>> Begin Records for this exercise
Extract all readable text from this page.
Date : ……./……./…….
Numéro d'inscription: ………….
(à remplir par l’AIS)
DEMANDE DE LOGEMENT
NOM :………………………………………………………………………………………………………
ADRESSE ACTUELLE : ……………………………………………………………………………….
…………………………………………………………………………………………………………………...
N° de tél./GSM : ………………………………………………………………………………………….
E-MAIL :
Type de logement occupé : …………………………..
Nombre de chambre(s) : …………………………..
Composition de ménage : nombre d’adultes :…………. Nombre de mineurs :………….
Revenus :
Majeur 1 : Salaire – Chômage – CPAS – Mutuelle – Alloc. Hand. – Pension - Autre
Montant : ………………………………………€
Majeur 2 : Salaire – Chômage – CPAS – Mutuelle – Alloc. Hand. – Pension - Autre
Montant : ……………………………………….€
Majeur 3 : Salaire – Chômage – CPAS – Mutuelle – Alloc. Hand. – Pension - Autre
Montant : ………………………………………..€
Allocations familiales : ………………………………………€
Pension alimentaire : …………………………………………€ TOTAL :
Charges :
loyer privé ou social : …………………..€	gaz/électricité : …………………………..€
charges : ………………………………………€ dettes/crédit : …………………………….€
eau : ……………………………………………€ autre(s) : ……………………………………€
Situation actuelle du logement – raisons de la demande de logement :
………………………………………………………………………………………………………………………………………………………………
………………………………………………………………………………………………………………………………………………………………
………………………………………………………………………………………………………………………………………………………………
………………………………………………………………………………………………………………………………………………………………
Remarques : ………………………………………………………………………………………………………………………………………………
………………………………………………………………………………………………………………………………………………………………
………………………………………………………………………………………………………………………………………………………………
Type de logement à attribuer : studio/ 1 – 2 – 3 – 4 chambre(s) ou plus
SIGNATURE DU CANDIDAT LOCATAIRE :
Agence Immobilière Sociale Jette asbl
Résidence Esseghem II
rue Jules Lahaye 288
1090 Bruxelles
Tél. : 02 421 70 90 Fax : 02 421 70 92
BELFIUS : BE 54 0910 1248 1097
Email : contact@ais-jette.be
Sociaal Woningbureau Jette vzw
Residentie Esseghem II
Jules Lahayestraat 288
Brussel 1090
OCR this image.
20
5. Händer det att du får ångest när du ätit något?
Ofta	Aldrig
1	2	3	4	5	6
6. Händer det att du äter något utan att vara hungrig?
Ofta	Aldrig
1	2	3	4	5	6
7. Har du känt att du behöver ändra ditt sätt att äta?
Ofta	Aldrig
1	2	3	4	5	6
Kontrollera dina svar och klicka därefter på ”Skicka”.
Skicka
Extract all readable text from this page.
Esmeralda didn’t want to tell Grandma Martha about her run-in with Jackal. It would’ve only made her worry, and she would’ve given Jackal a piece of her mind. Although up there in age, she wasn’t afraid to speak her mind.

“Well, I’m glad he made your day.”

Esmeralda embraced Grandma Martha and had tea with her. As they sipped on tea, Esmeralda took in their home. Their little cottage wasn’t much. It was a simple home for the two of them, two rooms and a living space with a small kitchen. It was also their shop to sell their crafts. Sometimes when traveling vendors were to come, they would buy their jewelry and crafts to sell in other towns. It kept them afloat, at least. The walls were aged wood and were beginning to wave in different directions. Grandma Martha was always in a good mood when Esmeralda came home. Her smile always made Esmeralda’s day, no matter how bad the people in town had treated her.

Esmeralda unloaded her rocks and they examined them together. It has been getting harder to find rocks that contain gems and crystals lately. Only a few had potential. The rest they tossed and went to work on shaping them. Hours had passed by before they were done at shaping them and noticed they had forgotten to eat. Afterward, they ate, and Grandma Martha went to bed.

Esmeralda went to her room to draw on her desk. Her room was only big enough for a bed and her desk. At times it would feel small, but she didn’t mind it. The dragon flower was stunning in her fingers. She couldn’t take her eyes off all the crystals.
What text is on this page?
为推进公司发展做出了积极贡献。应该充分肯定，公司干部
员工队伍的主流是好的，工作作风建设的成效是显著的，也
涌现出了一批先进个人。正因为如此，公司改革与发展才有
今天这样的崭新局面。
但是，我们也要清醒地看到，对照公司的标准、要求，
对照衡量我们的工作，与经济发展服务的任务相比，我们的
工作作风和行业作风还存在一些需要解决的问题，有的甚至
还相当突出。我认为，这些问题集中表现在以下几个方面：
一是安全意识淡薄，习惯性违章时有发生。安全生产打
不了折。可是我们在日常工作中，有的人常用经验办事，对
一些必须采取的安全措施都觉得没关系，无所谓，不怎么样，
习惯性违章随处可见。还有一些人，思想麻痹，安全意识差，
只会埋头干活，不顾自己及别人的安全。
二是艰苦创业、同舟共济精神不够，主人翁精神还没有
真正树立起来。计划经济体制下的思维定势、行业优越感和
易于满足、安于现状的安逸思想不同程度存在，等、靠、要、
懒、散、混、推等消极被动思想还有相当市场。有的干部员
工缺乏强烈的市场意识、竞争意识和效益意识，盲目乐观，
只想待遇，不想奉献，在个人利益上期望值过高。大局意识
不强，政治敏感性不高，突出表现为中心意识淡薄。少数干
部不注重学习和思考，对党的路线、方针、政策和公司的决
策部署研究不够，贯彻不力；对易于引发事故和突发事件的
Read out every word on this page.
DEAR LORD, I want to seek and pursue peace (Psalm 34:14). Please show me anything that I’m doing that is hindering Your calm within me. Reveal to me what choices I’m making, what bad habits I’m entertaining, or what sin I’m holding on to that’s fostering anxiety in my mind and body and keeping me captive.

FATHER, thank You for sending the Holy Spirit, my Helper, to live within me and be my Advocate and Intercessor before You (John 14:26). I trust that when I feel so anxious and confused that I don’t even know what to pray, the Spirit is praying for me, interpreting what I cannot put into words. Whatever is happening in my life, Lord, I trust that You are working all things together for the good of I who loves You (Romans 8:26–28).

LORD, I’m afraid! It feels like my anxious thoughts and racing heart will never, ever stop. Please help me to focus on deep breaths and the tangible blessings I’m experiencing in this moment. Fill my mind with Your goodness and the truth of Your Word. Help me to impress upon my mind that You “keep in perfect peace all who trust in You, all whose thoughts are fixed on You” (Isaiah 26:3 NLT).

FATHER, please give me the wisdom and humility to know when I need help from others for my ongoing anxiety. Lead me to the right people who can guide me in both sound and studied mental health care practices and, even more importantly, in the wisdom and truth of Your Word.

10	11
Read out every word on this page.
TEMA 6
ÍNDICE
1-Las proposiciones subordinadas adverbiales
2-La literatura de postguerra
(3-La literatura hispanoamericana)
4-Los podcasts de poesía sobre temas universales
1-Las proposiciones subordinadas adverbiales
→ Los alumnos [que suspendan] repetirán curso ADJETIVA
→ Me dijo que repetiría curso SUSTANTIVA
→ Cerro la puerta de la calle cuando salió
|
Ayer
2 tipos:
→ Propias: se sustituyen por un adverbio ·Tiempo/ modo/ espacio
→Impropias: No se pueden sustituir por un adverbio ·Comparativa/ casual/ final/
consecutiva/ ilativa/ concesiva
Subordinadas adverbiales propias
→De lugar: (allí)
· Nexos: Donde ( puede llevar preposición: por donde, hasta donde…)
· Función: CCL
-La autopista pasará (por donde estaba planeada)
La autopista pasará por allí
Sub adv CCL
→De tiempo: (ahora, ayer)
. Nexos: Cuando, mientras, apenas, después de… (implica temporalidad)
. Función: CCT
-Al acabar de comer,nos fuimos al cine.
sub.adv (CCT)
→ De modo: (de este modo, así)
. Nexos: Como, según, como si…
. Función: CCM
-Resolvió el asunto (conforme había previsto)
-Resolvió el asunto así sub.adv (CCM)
>> End Records for this exercise
_Work to do_
Report the count of lines in the entries that contain the string "Skicka", and nothing besides it.

_Exercise solution_
2